WORK REQUIRED
Return each line containing the string "운영원칙".
===== EXTRACTED ENTRIES =====
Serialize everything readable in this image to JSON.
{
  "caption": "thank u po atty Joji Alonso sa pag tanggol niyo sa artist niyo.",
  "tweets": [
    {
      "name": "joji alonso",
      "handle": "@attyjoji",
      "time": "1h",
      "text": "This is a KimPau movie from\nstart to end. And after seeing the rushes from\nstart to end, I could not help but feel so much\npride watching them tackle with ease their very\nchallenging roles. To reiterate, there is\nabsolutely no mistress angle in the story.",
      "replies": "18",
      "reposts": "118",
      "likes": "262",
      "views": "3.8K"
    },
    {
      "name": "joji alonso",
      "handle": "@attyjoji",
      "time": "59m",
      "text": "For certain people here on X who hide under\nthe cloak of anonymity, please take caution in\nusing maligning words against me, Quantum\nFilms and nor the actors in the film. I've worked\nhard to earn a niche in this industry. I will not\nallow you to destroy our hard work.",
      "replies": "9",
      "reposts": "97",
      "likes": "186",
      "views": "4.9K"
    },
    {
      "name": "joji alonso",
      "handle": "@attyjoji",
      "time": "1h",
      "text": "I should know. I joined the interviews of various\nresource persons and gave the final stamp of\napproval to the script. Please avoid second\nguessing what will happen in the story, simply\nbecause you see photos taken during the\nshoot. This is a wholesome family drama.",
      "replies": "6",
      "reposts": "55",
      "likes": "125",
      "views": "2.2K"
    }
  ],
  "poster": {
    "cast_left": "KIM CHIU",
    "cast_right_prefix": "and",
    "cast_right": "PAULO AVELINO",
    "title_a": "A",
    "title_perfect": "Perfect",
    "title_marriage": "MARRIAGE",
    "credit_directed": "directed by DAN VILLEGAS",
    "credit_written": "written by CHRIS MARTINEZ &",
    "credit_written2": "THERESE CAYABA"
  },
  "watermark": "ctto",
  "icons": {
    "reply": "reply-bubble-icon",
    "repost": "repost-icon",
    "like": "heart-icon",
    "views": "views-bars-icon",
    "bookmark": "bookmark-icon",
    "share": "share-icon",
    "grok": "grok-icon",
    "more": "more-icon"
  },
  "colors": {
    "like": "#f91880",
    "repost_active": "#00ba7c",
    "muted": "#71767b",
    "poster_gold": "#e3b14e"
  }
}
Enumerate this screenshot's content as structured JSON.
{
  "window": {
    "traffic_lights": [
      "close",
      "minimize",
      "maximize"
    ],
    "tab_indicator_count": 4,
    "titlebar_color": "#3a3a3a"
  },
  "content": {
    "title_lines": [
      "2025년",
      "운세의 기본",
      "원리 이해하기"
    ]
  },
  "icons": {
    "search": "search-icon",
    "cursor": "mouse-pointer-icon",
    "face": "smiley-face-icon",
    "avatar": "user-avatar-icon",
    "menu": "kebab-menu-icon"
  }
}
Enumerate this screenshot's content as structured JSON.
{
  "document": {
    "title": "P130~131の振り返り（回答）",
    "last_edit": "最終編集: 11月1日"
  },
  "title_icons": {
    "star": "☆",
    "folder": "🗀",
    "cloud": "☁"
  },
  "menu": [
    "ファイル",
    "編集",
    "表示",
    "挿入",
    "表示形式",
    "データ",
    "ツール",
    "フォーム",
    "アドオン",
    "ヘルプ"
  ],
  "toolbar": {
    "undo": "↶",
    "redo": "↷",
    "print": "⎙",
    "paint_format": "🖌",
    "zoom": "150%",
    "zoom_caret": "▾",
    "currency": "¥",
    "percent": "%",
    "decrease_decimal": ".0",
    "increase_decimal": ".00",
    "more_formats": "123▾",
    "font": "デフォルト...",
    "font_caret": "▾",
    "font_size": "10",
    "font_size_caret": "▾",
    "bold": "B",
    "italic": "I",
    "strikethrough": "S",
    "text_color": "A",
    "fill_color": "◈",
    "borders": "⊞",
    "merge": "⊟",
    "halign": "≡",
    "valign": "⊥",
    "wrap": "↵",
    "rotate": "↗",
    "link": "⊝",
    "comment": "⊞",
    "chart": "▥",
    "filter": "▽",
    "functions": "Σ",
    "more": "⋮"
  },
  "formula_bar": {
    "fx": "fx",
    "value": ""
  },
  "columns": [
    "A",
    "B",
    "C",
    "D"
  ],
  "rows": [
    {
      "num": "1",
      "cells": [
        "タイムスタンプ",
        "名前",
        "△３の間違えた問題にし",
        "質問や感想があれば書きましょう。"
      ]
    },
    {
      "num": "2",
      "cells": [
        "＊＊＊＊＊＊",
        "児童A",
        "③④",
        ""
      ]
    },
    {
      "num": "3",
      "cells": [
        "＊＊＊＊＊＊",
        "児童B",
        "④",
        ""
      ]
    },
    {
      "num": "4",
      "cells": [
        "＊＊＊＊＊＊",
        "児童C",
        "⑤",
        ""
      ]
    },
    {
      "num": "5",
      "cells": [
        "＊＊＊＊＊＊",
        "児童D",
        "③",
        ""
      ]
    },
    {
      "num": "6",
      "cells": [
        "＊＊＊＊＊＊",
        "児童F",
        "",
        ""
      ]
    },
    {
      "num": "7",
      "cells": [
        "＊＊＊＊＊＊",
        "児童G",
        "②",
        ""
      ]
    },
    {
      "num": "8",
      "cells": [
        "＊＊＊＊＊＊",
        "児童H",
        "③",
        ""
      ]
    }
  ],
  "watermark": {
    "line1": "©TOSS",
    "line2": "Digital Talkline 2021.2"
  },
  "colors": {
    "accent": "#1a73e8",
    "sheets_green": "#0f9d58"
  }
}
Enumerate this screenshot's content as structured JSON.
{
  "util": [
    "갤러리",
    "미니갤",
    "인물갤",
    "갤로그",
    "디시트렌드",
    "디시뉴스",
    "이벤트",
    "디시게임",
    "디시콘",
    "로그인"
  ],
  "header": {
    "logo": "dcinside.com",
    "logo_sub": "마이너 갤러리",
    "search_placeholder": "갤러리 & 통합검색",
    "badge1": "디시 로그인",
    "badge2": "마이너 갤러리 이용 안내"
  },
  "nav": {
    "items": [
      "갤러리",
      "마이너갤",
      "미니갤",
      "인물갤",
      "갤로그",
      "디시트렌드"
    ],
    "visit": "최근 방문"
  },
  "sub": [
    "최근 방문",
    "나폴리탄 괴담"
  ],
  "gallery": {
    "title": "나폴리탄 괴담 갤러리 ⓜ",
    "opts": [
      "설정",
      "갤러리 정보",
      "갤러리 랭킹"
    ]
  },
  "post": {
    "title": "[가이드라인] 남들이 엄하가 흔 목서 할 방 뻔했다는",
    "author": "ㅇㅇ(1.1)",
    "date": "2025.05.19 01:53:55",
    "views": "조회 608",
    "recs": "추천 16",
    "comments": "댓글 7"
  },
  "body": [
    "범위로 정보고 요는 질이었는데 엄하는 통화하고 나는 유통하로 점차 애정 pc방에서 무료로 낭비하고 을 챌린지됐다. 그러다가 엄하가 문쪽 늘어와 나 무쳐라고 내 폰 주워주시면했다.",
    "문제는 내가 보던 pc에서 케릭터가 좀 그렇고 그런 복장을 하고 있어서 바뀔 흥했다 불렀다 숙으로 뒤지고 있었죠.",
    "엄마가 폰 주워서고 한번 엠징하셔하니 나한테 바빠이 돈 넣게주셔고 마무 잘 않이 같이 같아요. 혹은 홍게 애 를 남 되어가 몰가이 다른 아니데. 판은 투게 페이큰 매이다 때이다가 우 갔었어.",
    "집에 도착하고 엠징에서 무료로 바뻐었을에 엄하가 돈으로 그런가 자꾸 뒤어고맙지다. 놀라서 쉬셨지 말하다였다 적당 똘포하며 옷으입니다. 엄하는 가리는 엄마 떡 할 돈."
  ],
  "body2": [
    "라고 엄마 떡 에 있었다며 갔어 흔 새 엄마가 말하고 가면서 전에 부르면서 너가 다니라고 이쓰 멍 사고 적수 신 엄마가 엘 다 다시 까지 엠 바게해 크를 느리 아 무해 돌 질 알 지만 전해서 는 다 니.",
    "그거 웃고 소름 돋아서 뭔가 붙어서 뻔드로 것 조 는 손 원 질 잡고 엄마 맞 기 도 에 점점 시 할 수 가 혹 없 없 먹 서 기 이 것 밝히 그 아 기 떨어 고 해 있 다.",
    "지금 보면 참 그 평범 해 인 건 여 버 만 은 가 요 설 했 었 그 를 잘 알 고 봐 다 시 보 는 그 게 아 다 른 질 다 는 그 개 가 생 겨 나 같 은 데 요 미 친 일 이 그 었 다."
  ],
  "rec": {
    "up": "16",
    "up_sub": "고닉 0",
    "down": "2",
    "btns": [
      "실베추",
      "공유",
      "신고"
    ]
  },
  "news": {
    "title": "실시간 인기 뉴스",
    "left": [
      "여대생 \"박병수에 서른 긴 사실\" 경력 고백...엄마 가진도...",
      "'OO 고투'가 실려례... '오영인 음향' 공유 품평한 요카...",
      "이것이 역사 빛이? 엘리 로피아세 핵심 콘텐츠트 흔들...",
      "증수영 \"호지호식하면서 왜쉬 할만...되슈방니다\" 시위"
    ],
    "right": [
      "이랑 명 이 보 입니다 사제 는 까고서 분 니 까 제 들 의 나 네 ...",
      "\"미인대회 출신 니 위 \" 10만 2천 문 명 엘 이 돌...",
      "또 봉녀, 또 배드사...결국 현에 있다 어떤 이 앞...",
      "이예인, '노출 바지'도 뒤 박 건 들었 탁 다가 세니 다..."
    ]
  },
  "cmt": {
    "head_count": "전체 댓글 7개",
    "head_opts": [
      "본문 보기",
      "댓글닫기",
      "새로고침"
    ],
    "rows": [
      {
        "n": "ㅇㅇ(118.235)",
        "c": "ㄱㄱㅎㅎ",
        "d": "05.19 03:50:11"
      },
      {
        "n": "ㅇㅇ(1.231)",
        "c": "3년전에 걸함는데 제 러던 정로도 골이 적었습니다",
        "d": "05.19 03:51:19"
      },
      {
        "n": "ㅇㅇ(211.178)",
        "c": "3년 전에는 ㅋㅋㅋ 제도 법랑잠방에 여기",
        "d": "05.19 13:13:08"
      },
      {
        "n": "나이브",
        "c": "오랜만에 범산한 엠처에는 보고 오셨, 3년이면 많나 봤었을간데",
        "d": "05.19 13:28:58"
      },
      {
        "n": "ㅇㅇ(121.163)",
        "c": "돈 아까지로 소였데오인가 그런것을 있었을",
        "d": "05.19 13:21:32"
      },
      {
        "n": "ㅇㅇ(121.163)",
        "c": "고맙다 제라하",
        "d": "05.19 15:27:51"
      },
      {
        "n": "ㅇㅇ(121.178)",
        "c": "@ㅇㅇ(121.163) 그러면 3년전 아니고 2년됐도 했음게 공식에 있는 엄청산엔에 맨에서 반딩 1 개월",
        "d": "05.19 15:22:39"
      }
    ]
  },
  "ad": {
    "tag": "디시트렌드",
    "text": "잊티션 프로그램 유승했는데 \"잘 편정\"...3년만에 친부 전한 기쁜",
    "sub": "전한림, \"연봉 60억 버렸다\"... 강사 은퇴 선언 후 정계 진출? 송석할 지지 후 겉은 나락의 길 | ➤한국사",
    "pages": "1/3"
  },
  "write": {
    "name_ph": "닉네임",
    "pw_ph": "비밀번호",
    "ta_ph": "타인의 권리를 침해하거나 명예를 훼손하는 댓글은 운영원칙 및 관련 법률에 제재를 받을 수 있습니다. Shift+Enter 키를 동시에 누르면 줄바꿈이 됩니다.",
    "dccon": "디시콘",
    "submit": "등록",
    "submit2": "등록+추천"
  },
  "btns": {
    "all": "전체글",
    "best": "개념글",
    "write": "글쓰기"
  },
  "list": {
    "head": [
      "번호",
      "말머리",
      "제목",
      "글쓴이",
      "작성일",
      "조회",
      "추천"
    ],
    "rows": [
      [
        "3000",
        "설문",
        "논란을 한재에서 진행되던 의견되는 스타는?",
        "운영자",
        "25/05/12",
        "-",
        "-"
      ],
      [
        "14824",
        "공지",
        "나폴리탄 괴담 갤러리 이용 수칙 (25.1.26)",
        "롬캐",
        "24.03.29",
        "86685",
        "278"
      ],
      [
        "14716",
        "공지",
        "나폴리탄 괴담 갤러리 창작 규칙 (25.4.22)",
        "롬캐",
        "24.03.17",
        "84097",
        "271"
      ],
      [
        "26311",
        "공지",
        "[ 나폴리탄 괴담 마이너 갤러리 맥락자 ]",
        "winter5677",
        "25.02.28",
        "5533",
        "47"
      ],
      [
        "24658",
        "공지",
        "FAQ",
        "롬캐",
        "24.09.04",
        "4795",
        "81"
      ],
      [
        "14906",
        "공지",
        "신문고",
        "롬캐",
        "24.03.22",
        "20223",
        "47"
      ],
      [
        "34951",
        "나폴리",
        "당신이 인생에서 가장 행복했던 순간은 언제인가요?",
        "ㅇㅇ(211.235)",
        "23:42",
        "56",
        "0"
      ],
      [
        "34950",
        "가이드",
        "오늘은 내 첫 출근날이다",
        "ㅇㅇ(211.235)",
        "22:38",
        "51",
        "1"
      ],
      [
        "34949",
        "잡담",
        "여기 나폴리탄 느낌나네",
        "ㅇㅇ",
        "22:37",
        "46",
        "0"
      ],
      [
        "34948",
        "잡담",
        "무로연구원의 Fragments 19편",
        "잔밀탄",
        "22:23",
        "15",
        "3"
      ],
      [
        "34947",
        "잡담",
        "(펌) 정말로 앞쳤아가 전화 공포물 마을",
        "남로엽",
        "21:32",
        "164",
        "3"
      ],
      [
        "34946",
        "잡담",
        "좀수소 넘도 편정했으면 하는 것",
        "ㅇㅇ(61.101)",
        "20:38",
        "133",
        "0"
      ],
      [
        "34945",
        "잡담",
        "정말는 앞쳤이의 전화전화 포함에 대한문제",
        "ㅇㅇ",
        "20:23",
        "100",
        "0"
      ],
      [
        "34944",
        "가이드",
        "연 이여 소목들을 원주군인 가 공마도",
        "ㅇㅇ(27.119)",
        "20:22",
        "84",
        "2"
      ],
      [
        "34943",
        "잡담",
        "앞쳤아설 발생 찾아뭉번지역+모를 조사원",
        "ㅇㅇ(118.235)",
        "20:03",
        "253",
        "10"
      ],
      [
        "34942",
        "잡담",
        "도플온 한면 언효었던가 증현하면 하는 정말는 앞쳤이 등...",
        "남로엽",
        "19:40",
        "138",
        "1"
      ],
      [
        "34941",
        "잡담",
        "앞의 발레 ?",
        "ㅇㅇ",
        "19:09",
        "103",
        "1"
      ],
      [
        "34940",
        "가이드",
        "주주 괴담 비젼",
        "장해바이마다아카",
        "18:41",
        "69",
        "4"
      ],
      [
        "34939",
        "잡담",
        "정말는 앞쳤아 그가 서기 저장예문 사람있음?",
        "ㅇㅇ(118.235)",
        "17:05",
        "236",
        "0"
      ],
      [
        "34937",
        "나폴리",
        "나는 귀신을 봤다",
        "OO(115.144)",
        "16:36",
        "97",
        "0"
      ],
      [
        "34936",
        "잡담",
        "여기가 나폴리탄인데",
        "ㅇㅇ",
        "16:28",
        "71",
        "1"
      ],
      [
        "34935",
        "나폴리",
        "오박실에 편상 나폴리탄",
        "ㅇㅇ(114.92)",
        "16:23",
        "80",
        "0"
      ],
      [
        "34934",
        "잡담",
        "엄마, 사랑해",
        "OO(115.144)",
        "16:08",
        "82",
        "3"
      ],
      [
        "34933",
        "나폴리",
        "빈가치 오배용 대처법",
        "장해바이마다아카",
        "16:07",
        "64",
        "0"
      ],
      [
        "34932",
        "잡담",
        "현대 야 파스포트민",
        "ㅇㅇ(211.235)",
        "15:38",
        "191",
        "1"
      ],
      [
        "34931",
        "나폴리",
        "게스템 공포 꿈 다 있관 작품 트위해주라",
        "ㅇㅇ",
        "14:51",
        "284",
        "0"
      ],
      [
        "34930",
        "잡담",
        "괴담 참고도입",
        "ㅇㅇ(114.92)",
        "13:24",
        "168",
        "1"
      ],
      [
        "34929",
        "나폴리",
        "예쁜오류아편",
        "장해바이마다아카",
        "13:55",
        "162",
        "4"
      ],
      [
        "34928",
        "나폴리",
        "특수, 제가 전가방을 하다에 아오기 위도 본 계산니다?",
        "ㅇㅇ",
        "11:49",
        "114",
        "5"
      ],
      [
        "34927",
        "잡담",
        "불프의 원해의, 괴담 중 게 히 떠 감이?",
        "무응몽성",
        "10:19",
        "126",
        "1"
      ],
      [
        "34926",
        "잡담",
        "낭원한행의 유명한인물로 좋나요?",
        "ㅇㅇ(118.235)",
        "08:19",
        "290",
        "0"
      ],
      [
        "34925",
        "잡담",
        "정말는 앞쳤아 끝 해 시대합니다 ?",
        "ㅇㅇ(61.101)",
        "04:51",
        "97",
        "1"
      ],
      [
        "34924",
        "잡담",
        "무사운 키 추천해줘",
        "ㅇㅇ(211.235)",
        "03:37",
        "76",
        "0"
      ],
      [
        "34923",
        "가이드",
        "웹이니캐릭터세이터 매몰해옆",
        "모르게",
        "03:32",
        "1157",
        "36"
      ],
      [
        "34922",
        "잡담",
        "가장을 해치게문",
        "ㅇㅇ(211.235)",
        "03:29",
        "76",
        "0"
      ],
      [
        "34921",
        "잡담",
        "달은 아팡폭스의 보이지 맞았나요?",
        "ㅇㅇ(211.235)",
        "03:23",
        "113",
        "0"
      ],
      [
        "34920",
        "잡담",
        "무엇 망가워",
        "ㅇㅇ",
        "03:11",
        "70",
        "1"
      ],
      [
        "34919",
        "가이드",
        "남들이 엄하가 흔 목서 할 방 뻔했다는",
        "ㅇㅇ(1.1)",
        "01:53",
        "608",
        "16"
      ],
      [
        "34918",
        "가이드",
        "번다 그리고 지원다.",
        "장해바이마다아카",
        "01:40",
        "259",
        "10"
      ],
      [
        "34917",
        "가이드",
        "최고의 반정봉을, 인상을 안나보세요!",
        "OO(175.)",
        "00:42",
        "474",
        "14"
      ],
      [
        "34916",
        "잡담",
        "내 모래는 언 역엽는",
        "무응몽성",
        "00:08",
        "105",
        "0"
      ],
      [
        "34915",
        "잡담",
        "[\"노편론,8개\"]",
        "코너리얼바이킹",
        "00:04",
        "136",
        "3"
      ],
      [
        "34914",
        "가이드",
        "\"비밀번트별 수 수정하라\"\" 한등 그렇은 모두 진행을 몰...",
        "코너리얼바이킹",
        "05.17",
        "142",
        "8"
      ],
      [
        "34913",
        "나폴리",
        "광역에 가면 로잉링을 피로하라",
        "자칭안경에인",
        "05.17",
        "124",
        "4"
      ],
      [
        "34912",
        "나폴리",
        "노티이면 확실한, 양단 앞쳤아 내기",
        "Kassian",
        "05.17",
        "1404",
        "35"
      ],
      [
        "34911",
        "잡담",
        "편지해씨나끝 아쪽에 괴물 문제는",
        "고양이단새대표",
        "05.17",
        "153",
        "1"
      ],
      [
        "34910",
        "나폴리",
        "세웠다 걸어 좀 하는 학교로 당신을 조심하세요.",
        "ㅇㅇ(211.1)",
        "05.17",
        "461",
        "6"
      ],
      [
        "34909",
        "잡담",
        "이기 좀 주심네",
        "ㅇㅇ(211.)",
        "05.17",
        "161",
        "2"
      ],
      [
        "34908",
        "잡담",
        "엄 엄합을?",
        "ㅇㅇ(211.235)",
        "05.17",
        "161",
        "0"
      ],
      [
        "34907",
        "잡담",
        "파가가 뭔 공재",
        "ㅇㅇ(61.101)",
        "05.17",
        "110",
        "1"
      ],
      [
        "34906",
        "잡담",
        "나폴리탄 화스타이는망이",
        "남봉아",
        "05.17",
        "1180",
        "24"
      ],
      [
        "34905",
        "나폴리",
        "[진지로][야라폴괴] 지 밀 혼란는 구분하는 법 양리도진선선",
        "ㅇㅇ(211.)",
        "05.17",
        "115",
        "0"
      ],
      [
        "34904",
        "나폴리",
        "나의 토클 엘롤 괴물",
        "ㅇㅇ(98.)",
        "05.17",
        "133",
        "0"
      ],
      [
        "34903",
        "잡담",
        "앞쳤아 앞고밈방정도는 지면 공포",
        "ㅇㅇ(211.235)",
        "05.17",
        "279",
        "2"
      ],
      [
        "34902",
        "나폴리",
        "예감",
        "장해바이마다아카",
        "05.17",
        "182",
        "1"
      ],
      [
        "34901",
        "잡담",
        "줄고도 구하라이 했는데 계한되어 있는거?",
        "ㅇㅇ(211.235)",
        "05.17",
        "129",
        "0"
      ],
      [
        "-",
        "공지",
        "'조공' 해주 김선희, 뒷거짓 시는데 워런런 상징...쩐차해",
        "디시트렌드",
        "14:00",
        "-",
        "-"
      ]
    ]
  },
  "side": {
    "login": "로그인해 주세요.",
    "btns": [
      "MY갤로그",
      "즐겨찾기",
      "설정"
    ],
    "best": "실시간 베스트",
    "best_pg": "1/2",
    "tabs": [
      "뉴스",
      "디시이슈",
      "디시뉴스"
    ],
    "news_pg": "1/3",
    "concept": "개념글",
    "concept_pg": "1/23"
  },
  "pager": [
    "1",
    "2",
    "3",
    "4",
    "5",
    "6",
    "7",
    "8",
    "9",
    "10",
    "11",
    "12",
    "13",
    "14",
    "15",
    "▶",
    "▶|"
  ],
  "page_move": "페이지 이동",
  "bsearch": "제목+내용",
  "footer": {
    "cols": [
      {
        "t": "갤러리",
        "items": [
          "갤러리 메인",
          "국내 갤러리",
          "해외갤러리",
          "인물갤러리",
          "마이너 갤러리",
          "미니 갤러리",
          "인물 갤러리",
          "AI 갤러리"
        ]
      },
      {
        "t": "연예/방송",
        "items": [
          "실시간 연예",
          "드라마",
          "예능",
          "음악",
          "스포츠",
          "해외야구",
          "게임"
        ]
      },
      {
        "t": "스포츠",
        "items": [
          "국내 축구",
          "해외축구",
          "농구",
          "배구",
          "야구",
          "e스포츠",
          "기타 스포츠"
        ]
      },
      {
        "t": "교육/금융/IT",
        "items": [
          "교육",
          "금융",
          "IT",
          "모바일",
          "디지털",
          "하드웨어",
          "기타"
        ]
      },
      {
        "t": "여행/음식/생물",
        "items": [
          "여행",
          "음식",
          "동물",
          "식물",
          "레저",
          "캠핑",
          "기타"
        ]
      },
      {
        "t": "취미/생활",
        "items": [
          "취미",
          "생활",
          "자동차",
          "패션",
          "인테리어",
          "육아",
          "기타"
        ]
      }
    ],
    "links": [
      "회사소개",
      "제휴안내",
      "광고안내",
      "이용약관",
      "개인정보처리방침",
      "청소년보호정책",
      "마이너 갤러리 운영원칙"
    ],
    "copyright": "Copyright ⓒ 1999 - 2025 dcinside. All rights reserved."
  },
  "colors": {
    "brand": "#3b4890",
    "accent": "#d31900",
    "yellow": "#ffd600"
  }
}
=====
FINISHED ANSWER
    "ta_ph": "타인의 권리를 침해하거나 명예를 훼손하는 댓글은 운영원칙 및 관련 법률에 제재를 받을 수 있습니다. Shift+Enter 키를 동시에 누르면 줄바꿈이 됩니다.",
      "마이너 갤러리 운영원칙"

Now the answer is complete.